▶ **Complete the following**:
A – In the article about Pierre Robert's weekend get-together, how did Robert break his foot?
B – Transcribe the article about Pierre Robert's weekend get-together from "Robert took a" to "at the tapanade.".

▶ **Document segment**:
►

A typical weekend get-together for 93.3-WMMR radio icon Pierre Robert and his close friends.

The Daily News was there on a recent Sunday night as the weekday DJ and pals gathered at a friend’s Radnor townhouse, as they often do, for a laid-back evening of food, conversation and mellow lounge music.

This time there was a purpose to the party: the recent debut of a 2006 Chaddsford Winery pinot grigio aptly named Pierreno Grigio after the honey-voiced song spinner.

What were you expecting?

Led Zeppelin and a keg?

Think again.

Dozens of candles flickered on the walls and in the fireplace as Burt Bacharach tunes played softly in the background. Bottles of Pierreno Grigio chilled on ice in the dining room as the stove was warmed to prepare the night’s repast, including a vegetarian pasta Robert would cook using his wine.

Just after 5, the long-haired, T-shirt-wearing Robert made his entrance. His deep, trademark laugh boomed down the hallway to announce his arrival – swinging on tie-dyed crutches pasted with WMMR stickers.

He’s been using them since he broke his foot in a February tumble over a curb, though he prefers to say he sustained the injury while interrupting a bank robbery in progress.

Robert took a seat on a kitchen bar stool, poured a glass of wine and dug into a Mediterranean hors d’oeuvre spread of olives, peppers, tapanade and crostini.

Robert’s longtime friend Rob Hyman, lead vocalist for the Hooters, was among the first to arrive. He grabbed some wine and took a seat on the couch with his wife, Sally, who’d been there since much earlier in the day to help set up the party. The two chatted as Hyman flipped through a coffee- table book about Bruce Springsteen.

Next to arrive was Hooters guitarist John Lilley and his friend, Bob Lorhmann, director of the long-running Washington, D.C., musical “Shear Madness.”

Robert has been friends with the Hooters since they started out in the early ’80s playing local clubs. He was one of the first to spin their songs on the air.

“We go back a long way,” said Robert, perched on the stool and picking at the tapanade.

Other guests included interior designer Ann Hoffman of ARK Creative Inc., masseuse Bill Tourtual and songwriter David Foreman.

◄

▶ **Provided information**:
►

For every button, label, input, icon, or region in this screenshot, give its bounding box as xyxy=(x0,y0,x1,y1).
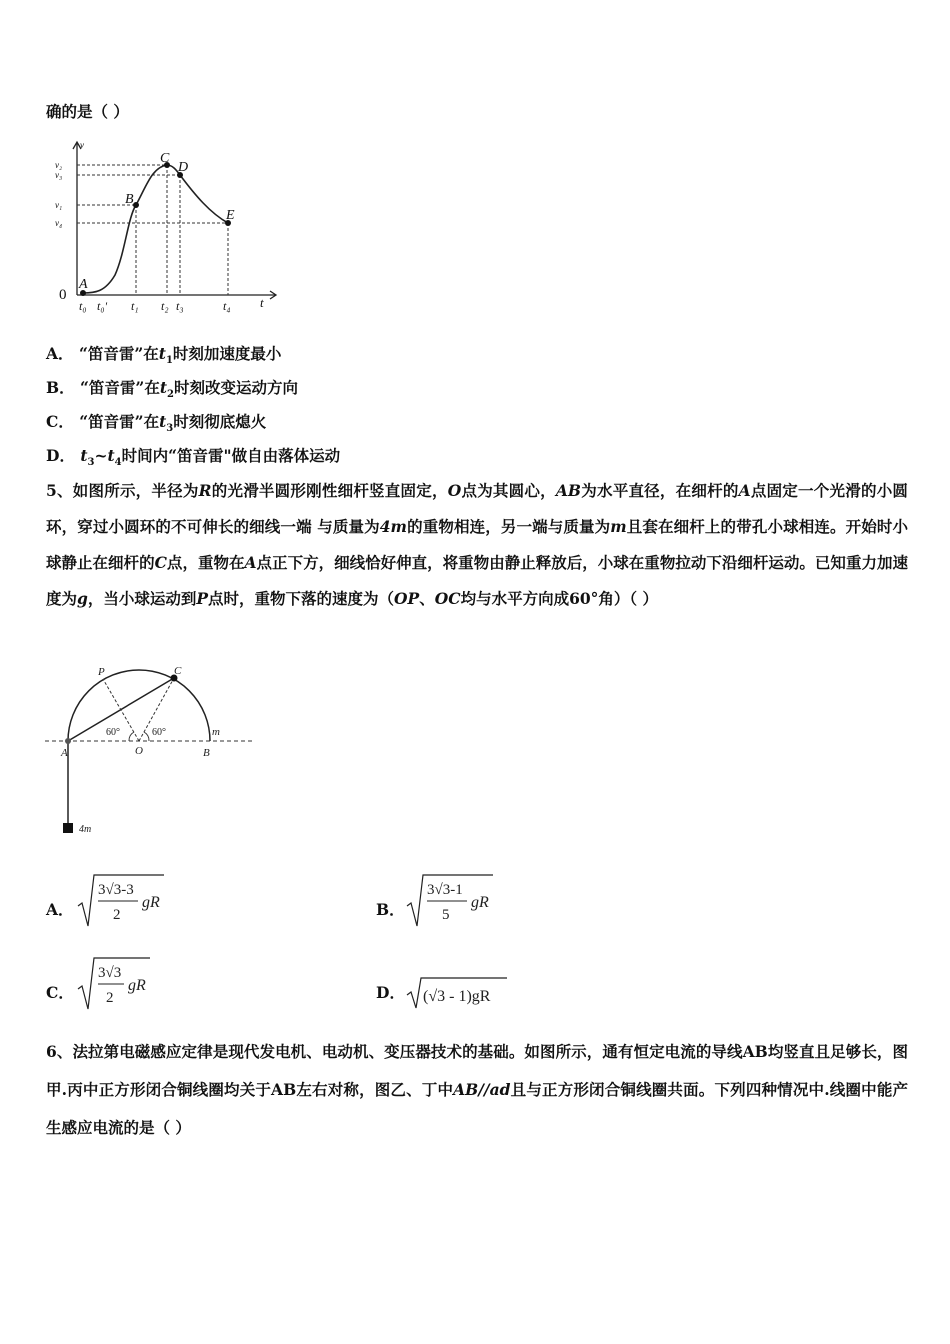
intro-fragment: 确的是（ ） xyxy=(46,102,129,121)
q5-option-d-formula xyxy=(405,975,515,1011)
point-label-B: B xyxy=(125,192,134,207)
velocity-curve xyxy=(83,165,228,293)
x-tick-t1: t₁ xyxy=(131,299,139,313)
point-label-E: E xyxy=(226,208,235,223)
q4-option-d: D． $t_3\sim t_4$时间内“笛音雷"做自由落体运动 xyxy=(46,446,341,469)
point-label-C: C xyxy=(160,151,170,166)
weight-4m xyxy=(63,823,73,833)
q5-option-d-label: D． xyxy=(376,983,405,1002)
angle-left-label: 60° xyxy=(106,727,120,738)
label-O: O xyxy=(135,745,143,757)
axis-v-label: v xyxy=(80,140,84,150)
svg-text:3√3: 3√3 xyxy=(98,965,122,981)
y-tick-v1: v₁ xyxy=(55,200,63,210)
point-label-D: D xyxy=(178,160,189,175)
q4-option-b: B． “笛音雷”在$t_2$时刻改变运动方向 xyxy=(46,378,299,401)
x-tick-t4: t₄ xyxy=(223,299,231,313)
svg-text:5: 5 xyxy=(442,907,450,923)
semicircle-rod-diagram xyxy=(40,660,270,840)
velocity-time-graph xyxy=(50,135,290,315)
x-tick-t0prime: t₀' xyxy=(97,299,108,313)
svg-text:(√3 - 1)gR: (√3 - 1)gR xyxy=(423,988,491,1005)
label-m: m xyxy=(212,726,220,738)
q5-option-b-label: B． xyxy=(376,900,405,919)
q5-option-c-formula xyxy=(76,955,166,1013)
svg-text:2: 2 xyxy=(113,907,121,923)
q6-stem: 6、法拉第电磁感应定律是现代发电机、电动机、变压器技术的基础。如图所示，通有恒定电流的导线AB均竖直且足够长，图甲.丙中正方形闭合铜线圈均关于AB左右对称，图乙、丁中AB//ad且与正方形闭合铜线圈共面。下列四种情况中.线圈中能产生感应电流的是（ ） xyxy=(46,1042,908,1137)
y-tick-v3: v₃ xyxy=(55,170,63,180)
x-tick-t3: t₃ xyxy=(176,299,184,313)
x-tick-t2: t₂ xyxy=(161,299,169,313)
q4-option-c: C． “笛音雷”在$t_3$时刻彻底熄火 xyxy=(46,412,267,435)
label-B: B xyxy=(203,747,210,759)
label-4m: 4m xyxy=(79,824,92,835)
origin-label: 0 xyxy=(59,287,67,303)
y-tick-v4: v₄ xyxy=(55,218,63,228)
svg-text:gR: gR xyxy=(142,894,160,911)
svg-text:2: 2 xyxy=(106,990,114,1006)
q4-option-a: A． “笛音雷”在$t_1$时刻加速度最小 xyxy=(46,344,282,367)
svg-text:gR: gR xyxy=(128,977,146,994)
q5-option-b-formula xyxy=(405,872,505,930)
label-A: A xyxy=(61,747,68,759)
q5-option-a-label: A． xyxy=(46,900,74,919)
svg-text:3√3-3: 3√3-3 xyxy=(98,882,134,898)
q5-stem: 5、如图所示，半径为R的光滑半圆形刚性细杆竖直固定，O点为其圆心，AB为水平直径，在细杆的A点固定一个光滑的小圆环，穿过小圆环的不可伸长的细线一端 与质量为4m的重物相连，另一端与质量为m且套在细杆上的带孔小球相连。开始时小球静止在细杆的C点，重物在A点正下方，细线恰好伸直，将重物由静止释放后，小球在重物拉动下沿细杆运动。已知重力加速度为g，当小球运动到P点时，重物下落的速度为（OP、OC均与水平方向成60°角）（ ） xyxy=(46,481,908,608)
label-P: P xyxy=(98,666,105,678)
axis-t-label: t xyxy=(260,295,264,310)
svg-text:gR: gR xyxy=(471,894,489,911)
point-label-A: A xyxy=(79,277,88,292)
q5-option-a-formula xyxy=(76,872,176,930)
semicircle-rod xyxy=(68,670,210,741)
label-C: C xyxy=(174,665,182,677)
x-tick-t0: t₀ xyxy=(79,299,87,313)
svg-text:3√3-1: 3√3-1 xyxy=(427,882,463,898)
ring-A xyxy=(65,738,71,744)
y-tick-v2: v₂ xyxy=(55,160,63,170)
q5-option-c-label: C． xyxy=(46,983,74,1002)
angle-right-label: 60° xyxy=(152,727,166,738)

◄

▶ **Responses per task**:
A – He broke it in a February tumble over a curb.

B –
Robert took a seat on a kitchen bar stool, poured a glass of wine and dug into a Mediterranean hors d’oeuvre spread of olives, peppers, tapanade and crostini.

Robert’s longtime friend Rob Hyman, lead vocalist for the Hooters, was among the first to arrive. He grabbed some wine and took a seat on the couch with his wife, Sally, who’d been there since much earlier in the day to help set up the party. The two chatted as Hyman flipped through a coffee- table book about Bruce Springsteen.

Next to arrive was Hooters guitarist John Lilley and his friend, Bob Lorhmann, director of the long-running Washington, D.C., musical “Shear Madness.”

Robert has been friends with the Hooters since they started out in the early ’80s playing local clubs. He was one of the first to spin their songs on the air.

“We go back a long way,” said Robert, perched on the stool and picking at the tapanade.